[Rows from a dataset]
───
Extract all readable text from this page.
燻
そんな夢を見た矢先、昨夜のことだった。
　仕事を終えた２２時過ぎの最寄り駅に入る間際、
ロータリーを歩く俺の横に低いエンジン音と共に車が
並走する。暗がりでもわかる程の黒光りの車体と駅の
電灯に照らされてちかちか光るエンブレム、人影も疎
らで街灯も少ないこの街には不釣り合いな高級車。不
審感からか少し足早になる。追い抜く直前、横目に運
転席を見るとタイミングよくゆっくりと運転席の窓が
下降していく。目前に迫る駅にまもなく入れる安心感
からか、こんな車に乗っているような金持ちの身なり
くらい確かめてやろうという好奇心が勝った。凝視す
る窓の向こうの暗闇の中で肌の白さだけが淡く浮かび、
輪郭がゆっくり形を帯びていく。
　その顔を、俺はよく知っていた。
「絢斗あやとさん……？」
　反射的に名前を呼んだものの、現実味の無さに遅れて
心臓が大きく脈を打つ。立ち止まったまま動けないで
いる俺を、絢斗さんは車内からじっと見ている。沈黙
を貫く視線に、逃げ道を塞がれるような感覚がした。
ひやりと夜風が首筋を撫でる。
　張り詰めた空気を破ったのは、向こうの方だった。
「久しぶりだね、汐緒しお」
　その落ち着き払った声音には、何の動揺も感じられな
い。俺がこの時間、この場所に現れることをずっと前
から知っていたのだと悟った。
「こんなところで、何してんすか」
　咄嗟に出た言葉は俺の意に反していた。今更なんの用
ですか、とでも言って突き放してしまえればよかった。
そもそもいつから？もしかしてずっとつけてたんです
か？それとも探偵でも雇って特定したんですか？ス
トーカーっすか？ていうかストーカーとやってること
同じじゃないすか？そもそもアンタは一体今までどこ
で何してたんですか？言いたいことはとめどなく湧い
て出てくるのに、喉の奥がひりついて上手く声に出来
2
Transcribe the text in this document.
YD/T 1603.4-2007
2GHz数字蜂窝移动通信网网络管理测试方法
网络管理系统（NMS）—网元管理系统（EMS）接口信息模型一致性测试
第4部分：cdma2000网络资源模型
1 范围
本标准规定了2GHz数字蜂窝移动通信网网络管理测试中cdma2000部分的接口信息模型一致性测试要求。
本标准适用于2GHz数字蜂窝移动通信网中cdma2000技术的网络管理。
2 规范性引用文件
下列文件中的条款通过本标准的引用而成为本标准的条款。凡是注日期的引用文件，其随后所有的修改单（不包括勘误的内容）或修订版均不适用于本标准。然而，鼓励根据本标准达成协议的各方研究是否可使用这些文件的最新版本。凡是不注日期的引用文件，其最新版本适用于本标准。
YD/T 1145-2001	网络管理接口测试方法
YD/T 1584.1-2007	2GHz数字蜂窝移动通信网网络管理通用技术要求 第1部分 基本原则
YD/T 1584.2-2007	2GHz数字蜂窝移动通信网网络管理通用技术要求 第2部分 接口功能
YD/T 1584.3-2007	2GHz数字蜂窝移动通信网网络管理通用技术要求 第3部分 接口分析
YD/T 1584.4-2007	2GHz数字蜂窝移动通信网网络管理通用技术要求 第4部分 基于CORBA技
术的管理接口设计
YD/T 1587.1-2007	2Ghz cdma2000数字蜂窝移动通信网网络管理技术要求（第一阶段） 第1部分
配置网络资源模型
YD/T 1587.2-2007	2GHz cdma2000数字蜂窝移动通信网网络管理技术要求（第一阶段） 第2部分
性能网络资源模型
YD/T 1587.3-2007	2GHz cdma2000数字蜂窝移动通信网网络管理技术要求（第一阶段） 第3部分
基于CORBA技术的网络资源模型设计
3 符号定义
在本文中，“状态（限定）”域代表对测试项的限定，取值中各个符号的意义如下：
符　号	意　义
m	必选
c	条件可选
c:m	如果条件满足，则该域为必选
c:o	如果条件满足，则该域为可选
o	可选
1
───
GIVEN TASK: Go through the listing above and restate it word for word.

THE COMPLETED TASK:
Extract all readable text from this page.
燻
そんな夢を見た矢先、昨夜のことだった。
　仕事を終えた２２時過ぎの最寄り駅に入る間際、
ロータリーを歩く俺の横に低いエンジン音と共に車が
並走する。暗がりでもわかる程の黒光りの車体と駅の
電灯に照らされてちかちか光るエンブレム、人影も疎
らで街灯も少ないこの街には不釣り合いな高級車。不
審感からか少し足早になる。追い抜く直前、横目に運
転席を見るとタイミングよくゆっくりと運転席の窓が
下降していく。目前に迫る駅にまもなく入れる安心感
からか、こんな車に乗っているような金持ちの身なり
くらい確かめてやろうという好奇心が勝った。凝視す
る窓の向こうの暗闇の中で肌の白さだけが淡く浮かび、
輪郭がゆっくり形を帯びていく。
　その顔を、俺はよく知っていた。
「絢斗あやとさん……？」
　反射的に名前を呼んだものの、現実味の無さに遅れて
心臓が大きく脈を打つ。立ち止まったまま動けないで
いる俺を、絢斗さんは車内からじっと見ている。沈黙
を貫く視線に、逃げ道を塞がれるような感覚がした。
ひやりと夜風が首筋を撫でる。
　張り詰めた空気を破ったのは、向こうの方だった。
「久しぶりだね、汐緒しお」
　その落ち着き払った声音には、何の動揺も感じられな
い。俺がこの時間、この場所に現れることをずっと前
から知っていたのだと悟った。
「こんなところで、何してんすか」
　咄嗟に出た言葉は俺の意に反していた。今更なんの用
ですか、とでも言って突き放してしまえればよかった。
そもそもいつから？もしかしてずっとつけてたんです
か？それとも探偵でも雇って特定したんですか？ス
トーカーっすか？ていうかストーカーとやってること
同じじゃないすか？そもそもアンタは一体今までどこ
で何してたんですか？言いたいことはとめどなく湧い
て出てくるのに、喉の奥がひりついて上手く声に出来
2
Transcribe the text in this document.
YD/T 1603.4-2007
2GHz数字蜂窝移动通信网网络管理测试方法
网络管理系统（NMS）—网元管理系统（EMS）接口信息模型一致性测试
第4部分：cdma2000网络资源模型
1 范围
本标准规定了2GHz数字蜂窝移动通信网网络管理测试中cdma2000部分的接口信息模型一致性测试要求。
本标准适用于2GHz数字蜂窝移动通信网中cdma2000技术的网络管理。
2 规范性引用文件
下列文件中的条款通过本标准的引用而成为本标准的条款。凡是注日期的引用文件，其随后所有的修改单（不包括勘误的内容）或修订版均不适用于本标准。然而，鼓励根据本标准达成协议的各方研究是否可使用这些文件的最新版本。凡是不注日期的引用文件，其最新版本适用于本标准。
YD/T 1145-2001	网络管理接口测试方法
YD/T 1584.1-2007	2GHz数字蜂窝移动通信网网络管理通用技术要求 第1部分 基本原则
YD/T 1584.2-2007	2GHz数字蜂窝移动通信网网络管理通用技术要求 第2部分 接口功能
YD/T 1584.3-2007	2GHz数字蜂窝移动通信网网络管理通用技术要求 第3部分 接口分析
YD/T 1584.4-2007	2GHz数字蜂窝移动通信网网络管理通用技术要求 第4部分 基于CORBA技
术的管理接口设计
YD/T 1587.1-2007	2Ghz cdma2000数字蜂窝移动通信网网络管理技术要求（第一阶段） 第1部分
配置网络资源模型
YD/T 1587.2-2007	2GHz cdma2000数字蜂窝移动通信网网络管理技术要求（第一阶段） 第2部分
性能网络资源模型
YD/T 1587.3-2007	2GHz cdma2000数字蜂窝移动通信网网络管理技术要求（第一阶段） 第3部分
基于CORBA技术的网络资源模型设计
3 符号定义
在本文中，“状态（限定）”域代表对测试项的限定，取值中各个符号的意义如下：
符　号	意　义
m	必选
c	条件可选
c:m	如果条件满足，则该域为必选
c:o	如果条件满足，则该域为可选
o	可选
1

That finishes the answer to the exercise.